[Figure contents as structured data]
------

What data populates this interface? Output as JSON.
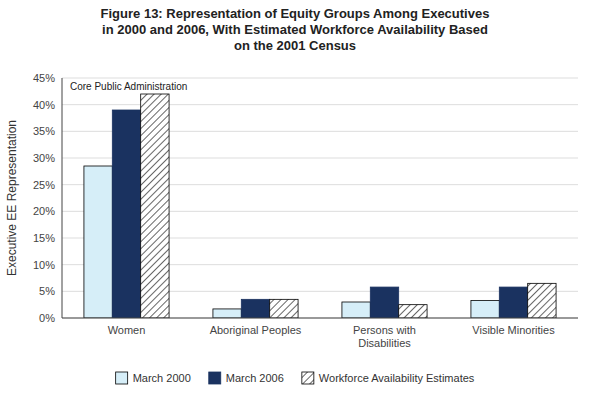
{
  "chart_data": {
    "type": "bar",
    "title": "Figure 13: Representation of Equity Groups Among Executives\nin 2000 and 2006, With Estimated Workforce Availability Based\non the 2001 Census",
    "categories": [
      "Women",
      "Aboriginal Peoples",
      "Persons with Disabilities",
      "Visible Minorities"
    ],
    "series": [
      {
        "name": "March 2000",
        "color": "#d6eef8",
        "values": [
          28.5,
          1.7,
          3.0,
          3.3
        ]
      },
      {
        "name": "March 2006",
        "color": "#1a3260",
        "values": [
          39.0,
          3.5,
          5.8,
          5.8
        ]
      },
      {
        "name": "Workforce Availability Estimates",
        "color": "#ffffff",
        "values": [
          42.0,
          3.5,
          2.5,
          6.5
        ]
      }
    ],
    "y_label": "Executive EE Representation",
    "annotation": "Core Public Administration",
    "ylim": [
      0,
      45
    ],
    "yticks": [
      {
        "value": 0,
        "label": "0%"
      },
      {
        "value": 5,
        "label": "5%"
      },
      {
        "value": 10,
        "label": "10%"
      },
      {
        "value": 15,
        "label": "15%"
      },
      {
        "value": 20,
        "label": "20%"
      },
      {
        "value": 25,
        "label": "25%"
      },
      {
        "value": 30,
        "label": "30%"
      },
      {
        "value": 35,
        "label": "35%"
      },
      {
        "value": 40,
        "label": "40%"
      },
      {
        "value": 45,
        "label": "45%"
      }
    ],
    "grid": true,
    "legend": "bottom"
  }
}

------

▶ [REQUIRED TASK] Transcribe each entry precisely as given, leaving the pictures out.

▶ [EXERCISE SOLUTION]
What data populates this interface? Output as JSON.
{
  "chart_data": {
    "type": "bar",
    "title": "Figure 13: Representation of Equity Groups Among Executives\nin 2000 and 2006, With Estimated Workforce Availability Based\non the 2001 Census",
    "categories": [
      "Women",
      "Aboriginal Peoples",
      "Persons with Disabilities",
      "Visible Minorities"
    ],
    "series": [
      {
        "name": "March 2000",
        "color": "#d6eef8",
        "values": [
          28.5,
          1.7,
          3.0,
          3.3
        ]
      },
      {
        "name": "March 2006",
        "color": "#1a3260",
        "values": [
          39.0,
          3.5,
          5.8,
          5.8
        ]
      },
      {
        "name": "Workforce Availability Estimates",
        "color": "#ffffff",
        "values": [
          42.0,
          3.5,
          2.5,
          6.5
        ]
      }
    ],
    "y_label": "Executive EE Representation",
    "annotation": "Core Public Administration",
    "ylim": [
      0,
      45
    ],
    "yticks": [
      {
        "value": 0,
        "label": "0%"
      },
      {
        "value": 5,
        "label": "5%"
      },
      {
        "value": 10,
        "label": "10%"
      },
      {
        "value": 15,
        "label": "15%"
      },
      {
        "value": 20,
        "label": "20%"
      },
      {
        "value": 25,
        "label": "25%"
      },
      {
        "value": 30,
        "label": "30%"
      },
      {
        "value": 35,
        "label": "35%"
      },
      {
        "value": 40,
        "label": "40%"
      },
      {
        "value": 45,
        "label": "45%"
      }
    ],
    "grid": true,
    "legend": "bottom"
  }
}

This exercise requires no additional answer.